> _AIM OF THE TASK_
Write the material out again exactly as it stands.

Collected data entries
----

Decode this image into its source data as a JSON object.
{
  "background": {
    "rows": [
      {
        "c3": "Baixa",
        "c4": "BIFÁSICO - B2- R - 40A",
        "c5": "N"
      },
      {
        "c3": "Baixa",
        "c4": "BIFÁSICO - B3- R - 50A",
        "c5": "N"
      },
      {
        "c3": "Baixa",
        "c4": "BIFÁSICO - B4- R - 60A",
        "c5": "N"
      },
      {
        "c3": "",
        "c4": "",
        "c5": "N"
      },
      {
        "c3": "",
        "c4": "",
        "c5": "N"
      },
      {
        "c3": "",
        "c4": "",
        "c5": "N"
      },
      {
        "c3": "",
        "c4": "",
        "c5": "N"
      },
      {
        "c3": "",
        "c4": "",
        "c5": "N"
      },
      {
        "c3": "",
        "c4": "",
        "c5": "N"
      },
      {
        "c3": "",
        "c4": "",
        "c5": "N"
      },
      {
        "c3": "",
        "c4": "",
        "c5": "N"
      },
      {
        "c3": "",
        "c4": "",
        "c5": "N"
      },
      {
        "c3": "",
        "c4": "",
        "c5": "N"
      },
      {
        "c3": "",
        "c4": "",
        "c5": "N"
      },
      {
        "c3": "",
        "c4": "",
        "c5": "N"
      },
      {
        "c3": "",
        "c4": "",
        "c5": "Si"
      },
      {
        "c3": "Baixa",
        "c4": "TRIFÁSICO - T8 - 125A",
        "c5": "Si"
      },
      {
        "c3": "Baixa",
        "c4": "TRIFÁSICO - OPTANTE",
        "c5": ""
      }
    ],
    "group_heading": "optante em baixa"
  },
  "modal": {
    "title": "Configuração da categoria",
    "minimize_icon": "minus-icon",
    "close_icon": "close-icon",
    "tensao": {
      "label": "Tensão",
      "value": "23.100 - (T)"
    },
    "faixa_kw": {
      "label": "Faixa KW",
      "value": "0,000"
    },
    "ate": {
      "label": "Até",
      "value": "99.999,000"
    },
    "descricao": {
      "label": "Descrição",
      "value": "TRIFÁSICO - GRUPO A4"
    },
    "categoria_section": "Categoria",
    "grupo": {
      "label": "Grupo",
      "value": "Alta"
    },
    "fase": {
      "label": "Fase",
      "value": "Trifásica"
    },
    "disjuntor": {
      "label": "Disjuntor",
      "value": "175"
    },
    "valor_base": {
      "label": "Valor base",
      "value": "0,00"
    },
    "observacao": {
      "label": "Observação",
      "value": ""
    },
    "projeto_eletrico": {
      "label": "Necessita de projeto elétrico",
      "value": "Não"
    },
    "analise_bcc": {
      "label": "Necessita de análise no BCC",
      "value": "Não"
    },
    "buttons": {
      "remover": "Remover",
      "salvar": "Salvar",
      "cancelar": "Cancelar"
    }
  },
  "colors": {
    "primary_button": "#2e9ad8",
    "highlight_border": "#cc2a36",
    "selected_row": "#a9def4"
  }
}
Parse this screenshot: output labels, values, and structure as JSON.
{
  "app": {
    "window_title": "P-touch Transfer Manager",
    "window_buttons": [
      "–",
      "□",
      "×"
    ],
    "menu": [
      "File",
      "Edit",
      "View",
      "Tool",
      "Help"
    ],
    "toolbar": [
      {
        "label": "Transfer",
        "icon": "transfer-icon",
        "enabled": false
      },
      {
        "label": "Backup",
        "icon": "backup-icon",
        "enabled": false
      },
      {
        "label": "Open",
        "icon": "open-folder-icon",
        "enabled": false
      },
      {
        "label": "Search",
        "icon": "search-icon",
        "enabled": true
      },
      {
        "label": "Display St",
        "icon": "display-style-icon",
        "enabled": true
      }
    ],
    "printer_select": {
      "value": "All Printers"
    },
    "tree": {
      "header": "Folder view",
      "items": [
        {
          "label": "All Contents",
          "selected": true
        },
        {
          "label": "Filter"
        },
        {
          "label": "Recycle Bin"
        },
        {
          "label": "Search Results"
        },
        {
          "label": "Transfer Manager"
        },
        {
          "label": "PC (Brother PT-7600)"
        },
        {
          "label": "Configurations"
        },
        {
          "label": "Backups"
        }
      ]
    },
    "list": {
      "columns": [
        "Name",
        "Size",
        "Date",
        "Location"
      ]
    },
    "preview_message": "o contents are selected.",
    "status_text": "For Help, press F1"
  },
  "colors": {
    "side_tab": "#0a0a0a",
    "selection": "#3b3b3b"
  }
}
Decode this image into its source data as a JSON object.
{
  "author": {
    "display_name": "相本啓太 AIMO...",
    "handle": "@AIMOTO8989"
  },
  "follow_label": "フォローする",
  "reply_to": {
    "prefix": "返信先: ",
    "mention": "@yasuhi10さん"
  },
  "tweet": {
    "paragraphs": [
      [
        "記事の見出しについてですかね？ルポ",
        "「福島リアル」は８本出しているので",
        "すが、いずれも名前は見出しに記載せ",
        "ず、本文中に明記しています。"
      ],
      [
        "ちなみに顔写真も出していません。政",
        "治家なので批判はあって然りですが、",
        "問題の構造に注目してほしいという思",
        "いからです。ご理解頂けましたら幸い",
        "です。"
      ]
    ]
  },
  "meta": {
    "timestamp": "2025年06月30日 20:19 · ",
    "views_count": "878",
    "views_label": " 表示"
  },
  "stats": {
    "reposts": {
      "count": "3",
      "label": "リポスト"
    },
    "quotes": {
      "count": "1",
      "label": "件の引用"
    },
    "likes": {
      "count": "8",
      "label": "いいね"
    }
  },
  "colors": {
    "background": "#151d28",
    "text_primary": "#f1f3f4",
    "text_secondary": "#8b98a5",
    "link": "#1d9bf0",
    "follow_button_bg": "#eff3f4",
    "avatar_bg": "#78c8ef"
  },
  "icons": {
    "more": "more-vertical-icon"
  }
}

----

> _WRITTEN REPLY_
Decode this image into its source data as a JSON object.
{
  "background": {
    "rows": [
      {
        "c3": "Baixa",
        "c4": "BIFÁSICO - B2- R - 40A",
        "c5": "N"
      },
      {
        "c3": "Baixa",
        "c4": "BIFÁSICO - B3- R - 50A",
        "c5": "N"
      },
      {
        "c3": "Baixa",
        "c4": "BIFÁSICO - B4- R - 60A",
        "c5": "N"
      },
      {
        "c3": "",
        "c4": "",
        "c5": "N"
      },
      {
        "c3": "",
        "c4": "",
        "c5": "N"
      },
      {
        "c3": "",
        "c4": "",
        "c5": "N"
      },
      {
        "c3": "",
        "c4": "",
        "c5": "N"
      },
      {
        "c3": "",
        "c4": "",
        "c5": "N"
      },
      {
        "c3": "",
        "c4": "",
        "c5": "N"
      },
      {
        "c3": "",
        "c4": "",
        "c5": "N"
      },
      {
        "c3": "",
        "c4": "",
        "c5": "N"
      },
      {
        "c3": "",
        "c4": "",
        "c5": "N"
      },
      {
        "c3": "",
        "c4": "",
        "c5": "N"
      },
      {
        "c3": "",
        "c4": "",
        "c5": "N"
      },
      {
        "c3": "",
        "c4": "",
        "c5": "N"
      },
      {
        "c3": "",
        "c4": "",
        "c5": "Si"
      },
      {
        "c3": "Baixa",
        "c4": "TRIFÁSICO - T8 - 125A",
        "c5": "Si"
      },
      {
        "c3": "Baixa",
        "c4": "TRIFÁSICO - OPTANTE",
        "c5": ""
      }
    ],
    "group_heading": "optante em baixa"
  },
  "modal": {
    "title": "Configuração da categoria",
    "minimize_icon": "minus-icon",
    "close_icon": "close-icon",
    "tensao": {
      "label": "Tensão",
      "value": "23.100 - (T)"
    },
    "faixa_kw": {
      "label": "Faixa KW",
      "value": "0,000"
    },
    "ate": {
      "label": "Até",
      "value": "99.999,000"
    },
    "descricao": {
      "label": "Descrição",
      "value": "TRIFÁSICO - GRUPO A4"
    },
    "categoria_section": "Categoria",
    "grupo": {
      "label": "Grupo",
      "value": "Alta"
    },
    "fase": {
      "label": "Fase",
      "value": "Trifásica"
    },
    "disjuntor": {
      "label": "Disjuntor",
      "value": "175"
    },
    "valor_base": {
      "label": "Valor base",
      "value": "0,00"
    },
    "observacao": {
      "label": "Observação",
      "value": ""
    },
    "projeto_eletrico": {
      "label": "Necessita de projeto elétrico",
      "value": "Não"
    },
    "analise_bcc": {
      "label": "Necessita de análise no BCC",
      "value": "Não"
    },
    "buttons": {
      "remover": "Remover",
      "salvar": "Salvar",
      "cancelar": "Cancelar"
    }
  },
  "colors": {
    "primary_button": "#2e9ad8",
    "highlight_border": "#cc2a36",
    "selected_row": "#a9def4"
  }
}
Parse this screenshot: output labels, values, and structure as JSON.
{
  "app": {
    "window_title": "P-touch Transfer Manager",
    "window_buttons": [
      "–",
      "□",
      "×"
    ],
    "menu": [
      "File",
      "Edit",
      "View",
      "Tool",
      "Help"
    ],
    "toolbar": [
      {
        "label": "Transfer",
        "icon": "transfer-icon",
        "enabled": false
      },
      {
        "label": "Backup",
        "icon": "backup-icon",
        "enabled": false
      },
      {
        "label": "Open",
        "icon": "open-folder-icon",
        "enabled": false
      },
      {
        "label": "Search",
        "icon": "search-icon",
        "enabled": true
      },
      {
        "label": "Display St",
        "icon": "display-style-icon",
        "enabled": true
      }
    ],
    "printer_select": {
      "value": "All Printers"
    },
    "tree": {
      "header": "Folder view",
      "items": [
        {
          "label": "All Contents",
          "selected": true
        },
        {
          "label": "Filter"
        },
        {
          "label": "Recycle Bin"
        },
        {
          "label": "Search Results"
        },
        {
          "label": "Transfer Manager"
        },
        {
          "label": "PC (Brother PT-7600)"
        },
        {
          "label": "Configurations"
        },
        {
          "label": "Backups"
        }
      ]
    },
    "list": {
      "columns": [
        "Name",
        "Size",
        "Date",
        "Location"
      ]
    },
    "preview_message": "o contents are selected.",
    "status_text": "For Help, press F1"
  },
  "colors": {
    "side_tab": "#0a0a0a",
    "selection": "#3b3b3b"
  }
}
Decode this image into its source data as a JSON object.
{
  "author": {
    "display_name": "相本啓太 AIMO...",
    "handle": "@AIMOTO8989"
  },
  "follow_label": "フォローする",
  "reply_to": {
    "prefix": "返信先: ",
    "mention": "@yasuhi10さん"
  },
  "tweet": {
    "paragraphs": [
      [
        "記事の見出しについてですかね？ルポ",
        "「福島リアル」は８本出しているので",
        "すが、いずれも名前は見出しに記載せ",
        "ず、本文中に明記しています。"
      ],
      [
        "ちなみに顔写真も出していません。政",
        "治家なので批判はあって然りですが、",
        "問題の構造に注目してほしいという思",
        "いからです。ご理解頂けましたら幸い",
        "です。"
      ]
    ]
  },
  "meta": {
    "timestamp": "2025年06月30日 20:19 · ",
    "views_count": "878",
    "views_label": " 表示"
  },
  "stats": {
    "reposts": {
      "count": "3",
      "label": "リポスト"
    },
    "quotes": {
      "count": "1",
      "label": "件の引用"
    },
    "likes": {
      "count": "8",
      "label": "いいね"
    }
  },
  "colors": {
    "background": "#151d28",
    "text_primary": "#f1f3f4",
    "text_secondary": "#8b98a5",
    "link": "#1d9bf0",
    "follow_button_bg": "#eff3f4",
    "avatar_bg": "#78c8ef"
  },
  "icons": {
    "more": "more-vertical-icon"
  }
}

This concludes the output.